-- START STORED RECORDS --
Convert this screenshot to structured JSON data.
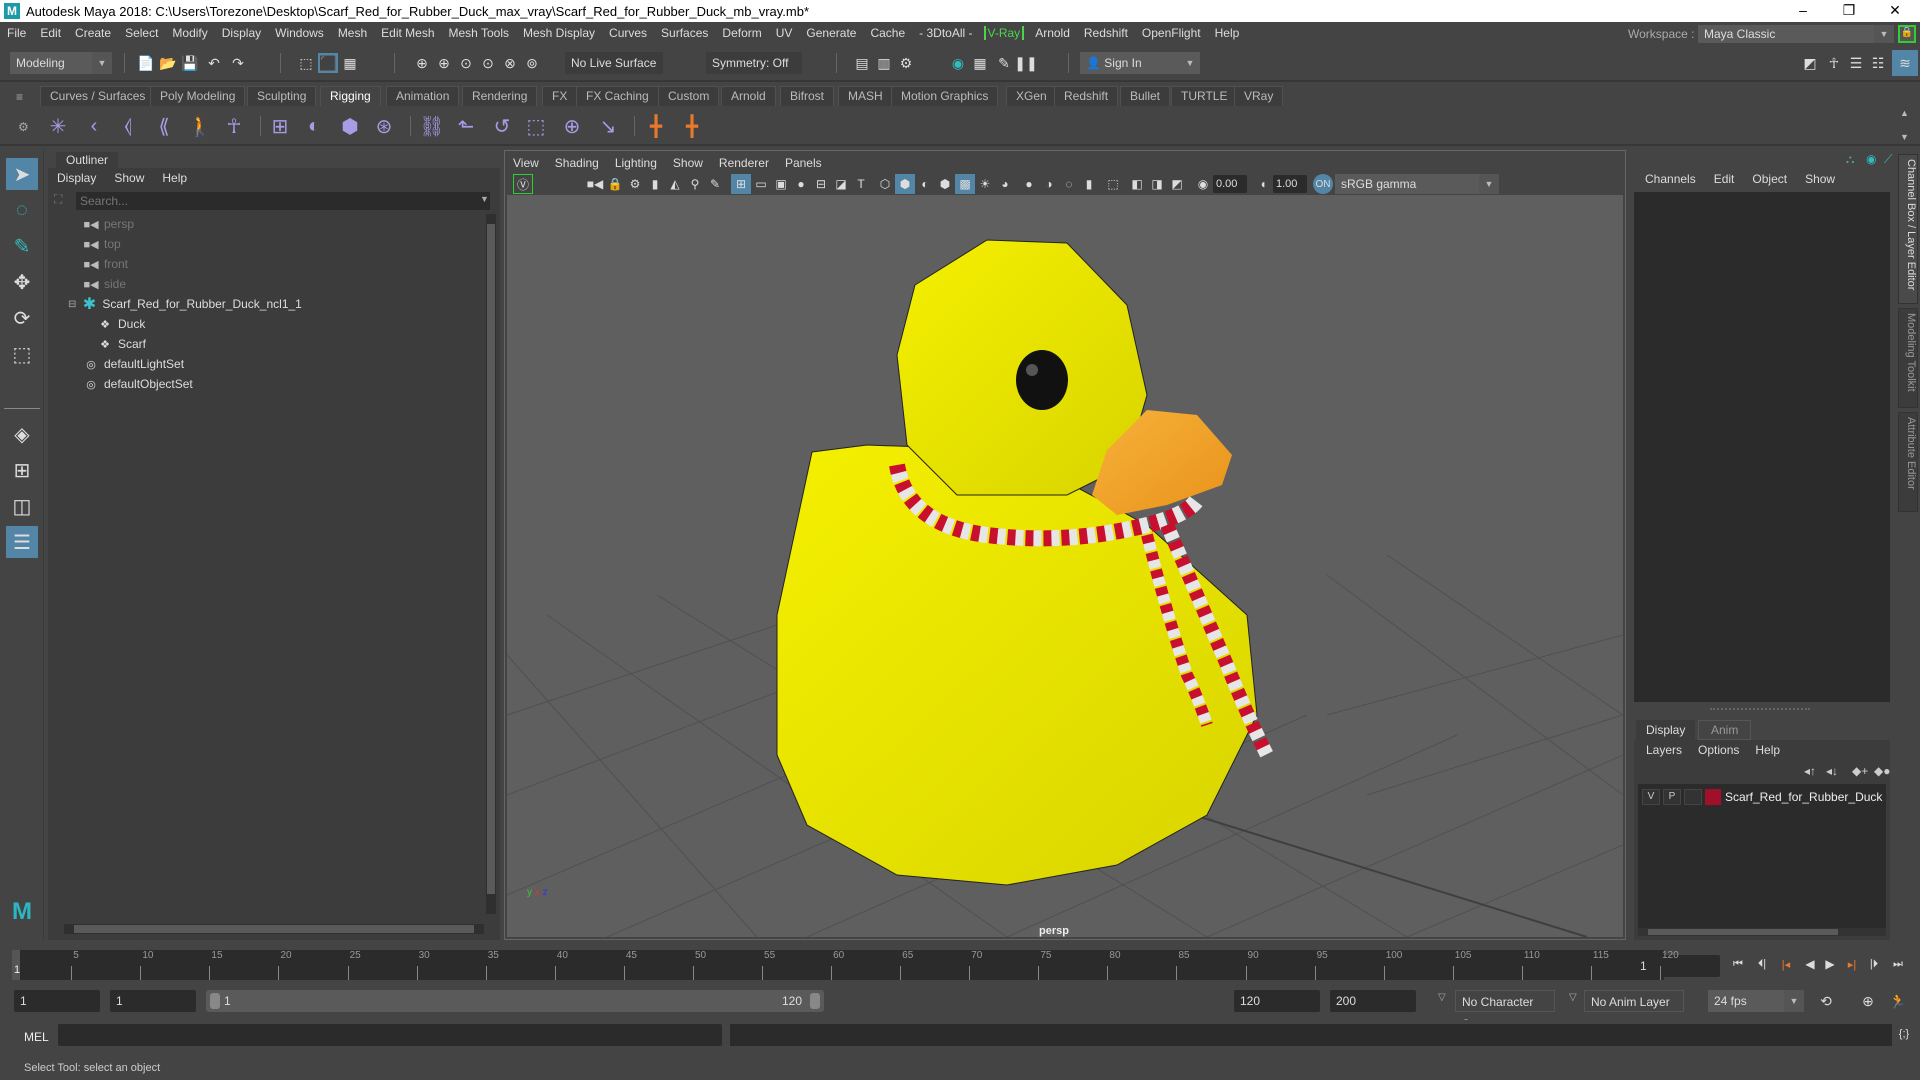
{
  "window": {
    "title": "Autodesk Maya 2018: C:\\Users\\Torezone\\Desktop\\Scarf_Red_for_Rubber_Duck_max_vray\\Scarf_Red_for_Rubber_Duck_mb_vray.mb*",
    "minimize": "–",
    "maximize": "❐",
    "close": "✕"
  },
  "menubar": {
    "items": [
      "File",
      "Edit",
      "Create",
      "Select",
      "Modify",
      "Display",
      "Windows",
      "Mesh",
      "Edit Mesh",
      "Mesh Tools",
      "Mesh Display",
      "Curves",
      "Surfaces",
      "Deform",
      "UV",
      "Generate",
      "Cache",
      "- 3DtoAll -",
      "V-Ray",
      "Arnold",
      "Redshift",
      "OpenFlight",
      "Help"
    ],
    "workspace_label": "Workspace :",
    "workspace_value": "Maya Classic"
  },
  "statusline": {
    "mode": "Modeling",
    "live_surface": "No Live Surface",
    "symmetry": "Symmetry: Off",
    "sign_in": "Sign In"
  },
  "shelf": {
    "tabs": [
      "Curves / Surfaces",
      "Poly Modeling",
      "Sculpting",
      "Rigging",
      "Animation",
      "Rendering",
      "FX",
      "FX Caching",
      "Custom",
      "Arnold",
      "Bifrost",
      "MASH",
      "Motion Graphics",
      "XGen",
      "Redshift",
      "Bullet",
      "TURTLE",
      "VRay"
    ],
    "active_tab": "Rigging"
  },
  "outliner": {
    "title": "Outliner",
    "menu": [
      "Display",
      "Show",
      "Help"
    ],
    "search_placeholder": "Search...",
    "items": [
      {
        "label": "persp",
        "icon": "camera-icon",
        "dim": true,
        "indent": 1
      },
      {
        "label": "top",
        "icon": "camera-icon",
        "dim": true,
        "indent": 1
      },
      {
        "label": "front",
        "icon": "camera-icon",
        "dim": true,
        "indent": 1
      },
      {
        "label": "side",
        "icon": "camera-icon",
        "dim": true,
        "indent": 1
      },
      {
        "label": "Scarf_Red_for_Rubber_Duck_ncl1_1",
        "icon": "group-icon",
        "dim": false,
        "indent": 0,
        "expanded": true
      },
      {
        "label": "Duck",
        "icon": "mesh-icon",
        "dim": false,
        "indent": 2
      },
      {
        "label": "Scarf",
        "icon": "mesh-icon",
        "dim": false,
        "indent": 2
      },
      {
        "label": "defaultLightSet",
        "icon": "set-icon",
        "dim": false,
        "indent": 1
      },
      {
        "label": "defaultObjectSet",
        "icon": "set-icon",
        "dim": false,
        "indent": 1
      }
    ]
  },
  "viewport": {
    "menu": [
      "View",
      "Shading",
      "Lighting",
      "Show",
      "Renderer",
      "Panels"
    ],
    "exposure": "0.00",
    "gamma": "1.00",
    "color_space": "sRGB gamma",
    "camera_label": "persp",
    "axis": {
      "x": "x",
      "y": "y",
      "z": "z"
    }
  },
  "channelbox": {
    "menu": [
      "Channels",
      "Edit",
      "Object",
      "Show"
    ]
  },
  "layereditor": {
    "tabs": [
      "Display",
      "Anim"
    ],
    "active_tab": "Display",
    "menu": [
      "Layers",
      "Options",
      "Help"
    ],
    "layers": [
      {
        "v": "V",
        "p": "P",
        "name": "Scarf_Red_for_Rubber_Duck",
        "color": "#a0102a"
      }
    ]
  },
  "side_tabs": [
    "Channel Box / Layer Editor",
    "Modeling Toolkit",
    "Attribute Editor"
  ],
  "timeline": {
    "ticks": [
      5,
      10,
      15,
      20,
      25,
      30,
      35,
      40,
      45,
      50,
      55,
      60,
      65,
      70,
      75,
      80,
      85,
      90,
      95,
      100,
      105,
      110,
      115,
      120
    ],
    "current_frame_marker": "1",
    "current_frame": "1",
    "range_start": "1",
    "playback_start": "1",
    "slider_start": "1",
    "slider_end": "120",
    "playback_end": "120",
    "range_end": "200",
    "character_set": "No Character Set",
    "anim_layer": "No Anim Layer",
    "fps": "24 fps"
  },
  "commandline": {
    "label": "MEL"
  },
  "helpline": {
    "text": "Select Tool: select an object"
  }
}
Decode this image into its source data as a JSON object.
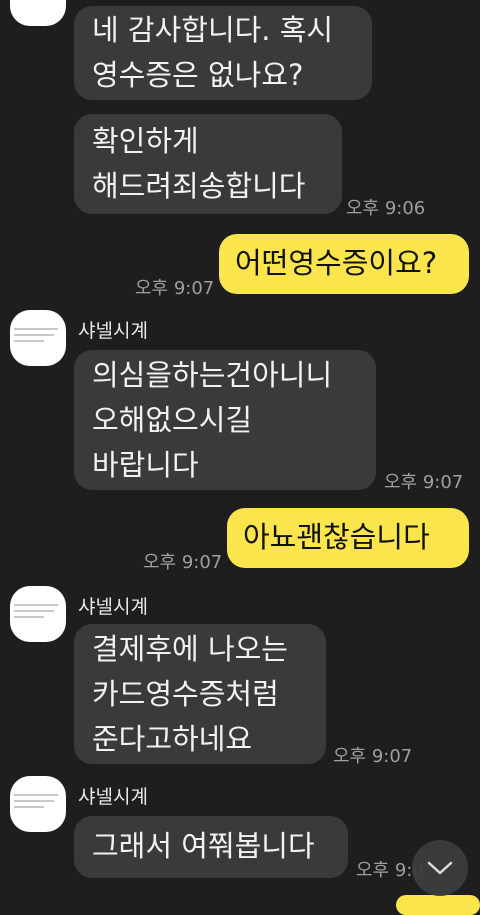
{
  "messages": {
    "m1": {
      "lines": [
        "네 감사합니다. 혹시",
        "영수증은 없나요?"
      ]
    },
    "m2": {
      "lines": [
        "확인하게",
        "해드려죄송합니다"
      ],
      "time": "오후 9:06"
    },
    "m3": {
      "text": "어떤영수증이요?",
      "time": "오후 9:07"
    },
    "m4": {
      "sender": "샤넬시계",
      "lines": [
        "의심을하는건아니니",
        "오해없으시길",
        "바랍니다"
      ],
      "time": "오후 9:07"
    },
    "m5": {
      "text": "아뇨괜찮습니다",
      "time": "오후 9:07"
    },
    "m6": {
      "sender": "샤넬시계",
      "lines": [
        "결제후에 나오는",
        "카드영수증처럼",
        "준다고하네요"
      ],
      "time": "오후 9:07"
    },
    "m7": {
      "sender": "샤넬시계",
      "lines": [
        "그래서 여쭤봅니다"
      ],
      "time": "오후 9:0"
    }
  },
  "colors": {
    "background": "#1e1e1e",
    "incoming_bubble": "#3a3a3a",
    "outgoing_bubble": "#fbe54d",
    "timestamp": "#9f9f9f"
  },
  "icons": {
    "scroll_down": "chevron-down-icon",
    "avatar": "profile-avatar"
  }
}
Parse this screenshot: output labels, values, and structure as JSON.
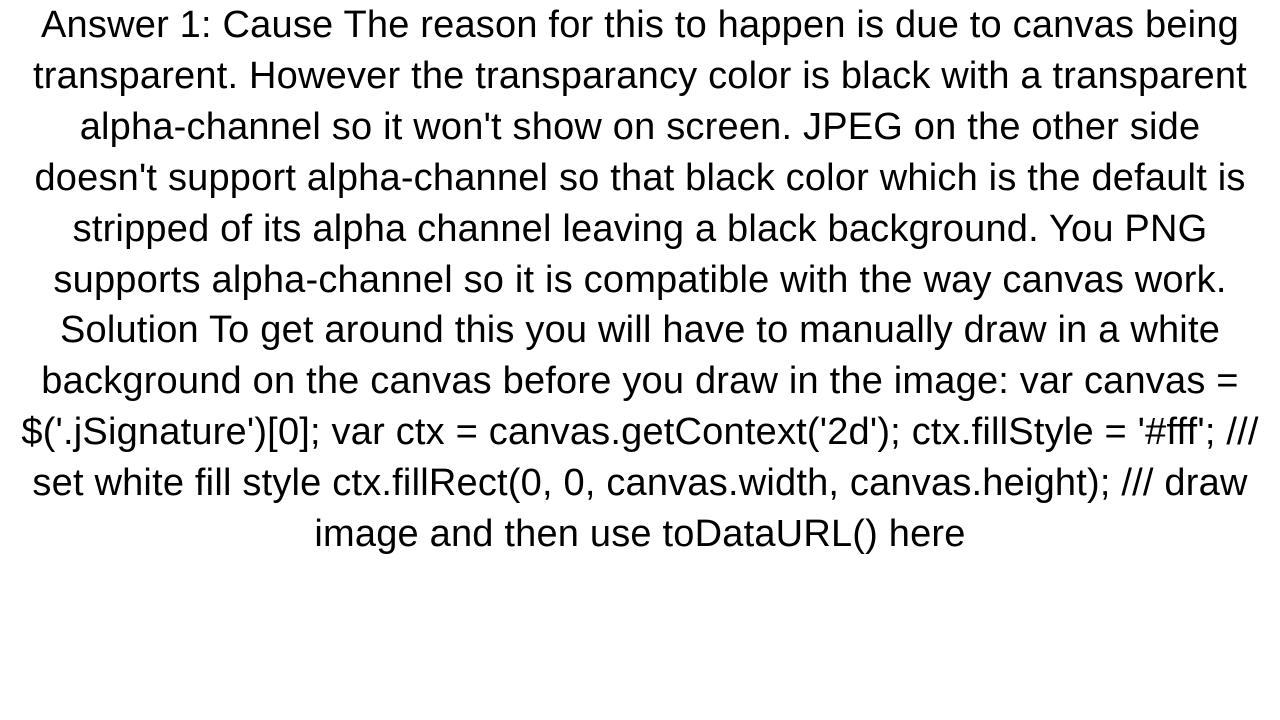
{
  "answer": {
    "text": "Answer 1: Cause The reason for this to happen is due to canvas being transparent. However the transparancy color is black with a transparent alpha-channel so it won't show on screen. JPEG on the other side doesn't support alpha-channel so that black color which is the default is stripped of its alpha channel leaving a black background. You PNG supports alpha-channel so it is compatible with the way canvas work. Solution To get around this you will have to manually draw in a white background on the canvas before you draw in the image: var canvas =  $('.jSignature')[0]; var ctx = canvas.getContext('2d');  ctx.fillStyle = '#fff';  /// set white fill style ctx.fillRect(0, 0, canvas.width, canvas.height);  /// draw image and then use toDataURL() here"
  }
}
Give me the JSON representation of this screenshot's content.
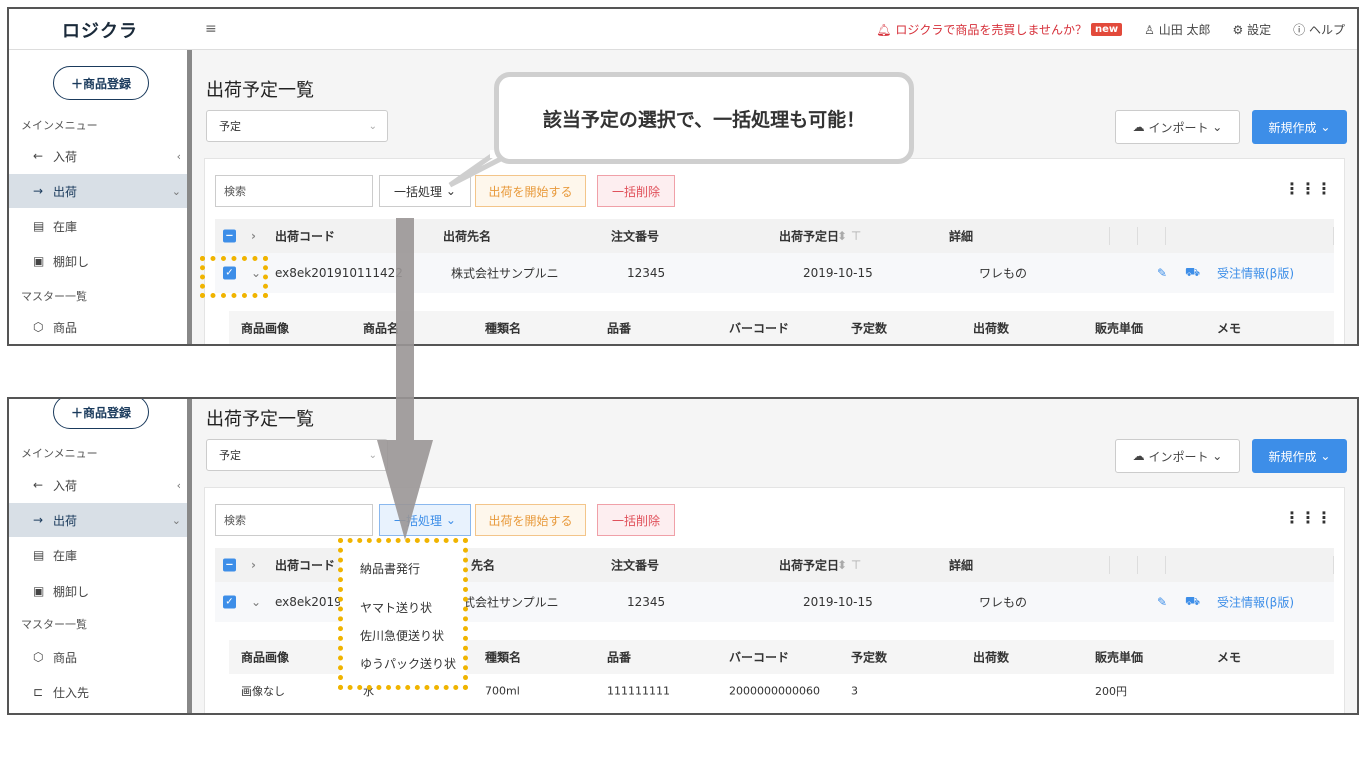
{
  "header": {
    "logo": "ロジクラ",
    "menu_icon": "hamburger-icon",
    "promo_text": "ロジクラで商品を売買しませんか？",
    "promo_badge": "new",
    "user_name": "山田 太郎",
    "settings_label": "設定",
    "help_label": "ヘルプ"
  },
  "sidebar": {
    "register_button": "＋商品登録",
    "main_menu_label": "メインメニュー",
    "items": [
      {
        "label": "入荷",
        "icon": "←"
      },
      {
        "label": "出荷",
        "icon": "→"
      },
      {
        "label": "在庫",
        "icon": "▤"
      },
      {
        "label": "棚卸し",
        "icon": "▣"
      }
    ],
    "master_label": "マスター一覧",
    "master_items": [
      {
        "label": "商品",
        "icon": "⬡"
      },
      {
        "label": "仕入先",
        "icon": "⊏"
      }
    ]
  },
  "main": {
    "page_title": "出荷予定一覧",
    "status_select": "予定",
    "import_button": "インポート",
    "new_button": "新規作成",
    "search_placeholder": "検索",
    "bulk_button": "一括処理",
    "start_button": "出荷を開始する",
    "delete_button": "一括削除",
    "columns": {
      "code": "出荷コード",
      "destination": "出荷先名",
      "order_no": "注文番号",
      "date": "出荷予定日",
      "detail": "詳細"
    },
    "row": {
      "code": "ex8ek201910111422",
      "code_short": "ex8ek201910",
      "destination": "株式会社サンプルニ",
      "destination_partial": "式会社サンプルニ",
      "order_no": "12345",
      "date": "2019-10-15",
      "detail": "ワレもの",
      "link": "受注情報(β版)"
    },
    "sub_columns": [
      "商品画像",
      "商品名",
      "種類名",
      "品番",
      "バーコード",
      "予定数",
      "出荷数",
      "販売単価",
      "メモ"
    ],
    "sub_row": {
      "image": "画像なし",
      "name": "水",
      "variant": "700ml",
      "sku": "111111111",
      "barcode": "2000000000060",
      "planned": "3",
      "price": "200円"
    }
  },
  "callout_text": "該当予定の選択で、一括処理も可能！",
  "dropdown_items": [
    "納品書発行",
    "ヤマト送り状",
    "佐川急便送り状",
    "ゆうパック送り状"
  ],
  "col_partial_destination": "先名"
}
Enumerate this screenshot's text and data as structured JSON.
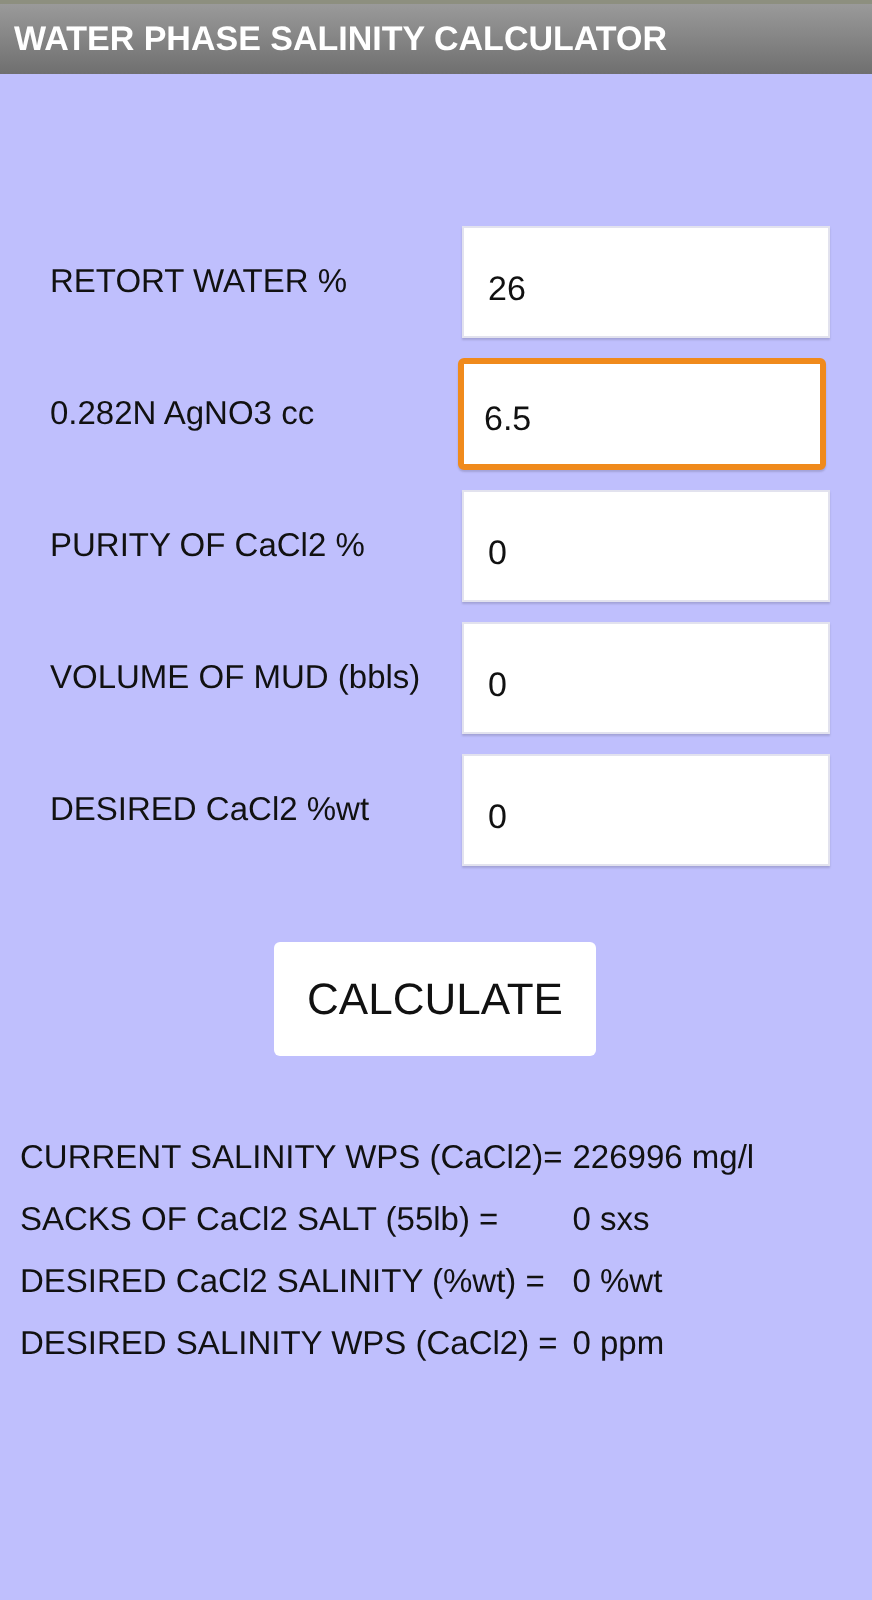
{
  "title_bar": {
    "title": "WATER PHASE SALINITY CALCULATOR"
  },
  "inputs": [
    {
      "label": "RETORT WATER %",
      "value": "26",
      "focused": false
    },
    {
      "label": "0.282N AgNO3 cc",
      "value": "6.5",
      "focused": true
    },
    {
      "label": "PURITY OF CaCl2 %",
      "value": "0",
      "focused": false
    },
    {
      "label": "VOLUME OF MUD (bbls)",
      "value": "0",
      "focused": false
    },
    {
      "label": "DESIRED CaCl2 %wt",
      "value": "0",
      "focused": false
    }
  ],
  "calculate_button": "CALCULATE",
  "results": [
    {
      "label": "CURRENT SALINITY WPS (CaCl2)=",
      "value": "226996 mg/l"
    },
    {
      "label": "SACKS OF CaCl2 SALT (55lb) =",
      "value": "0 sxs"
    },
    {
      "label": "DESIRED CaCl2 SALINITY (%wt) =",
      "value": "0 %wt"
    },
    {
      "label": "DESIRED SALINITY WPS (CaCl2) =",
      "value": "0 ppm"
    }
  ]
}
-- END STORED RECORDS --
WHAT TO WORK ON: Write out again, exactly, each line from the one containing "Enumerate this screenshot's" through the last line of the entries, and omit every picture.

SOLUTION TO THE PROBLEM:
Enumerate this screenshot's text and data as structured JSON.
{
  "title_bar": {
    "title": "WATER PHASE SALINITY CALCULATOR"
  },
  "inputs": [
    {
      "label": "RETORT WATER %",
      "value": "26",
      "focused": false
    },
    {
      "label": "0.282N AgNO3 cc",
      "value": "6.5",
      "focused": true
    },
    {
      "label": "PURITY OF CaCl2 %",
      "value": "0",
      "focused": false
    },
    {
      "label": "VOLUME OF MUD (bbls)",
      "value": "0",
      "focused": false
    },
    {
      "label": "DESIRED CaCl2 %wt",
      "value": "0",
      "focused": false
    }
  ],
  "calculate_button": "CALCULATE",
  "results": [
    {
      "label": "CURRENT SALINITY WPS (CaCl2)=",
      "value": "226996 mg/l"
    },
    {
      "label": "SACKS OF CaCl2 SALT (55lb) =",
      "value": "0 sxs"
    },
    {
      "label": "DESIRED CaCl2 SALINITY (%wt) =",
      "value": "0 %wt"
    },
    {
      "label": "DESIRED SALINITY WPS (CaCl2) =",
      "value": "0 ppm"
    }
  ]
}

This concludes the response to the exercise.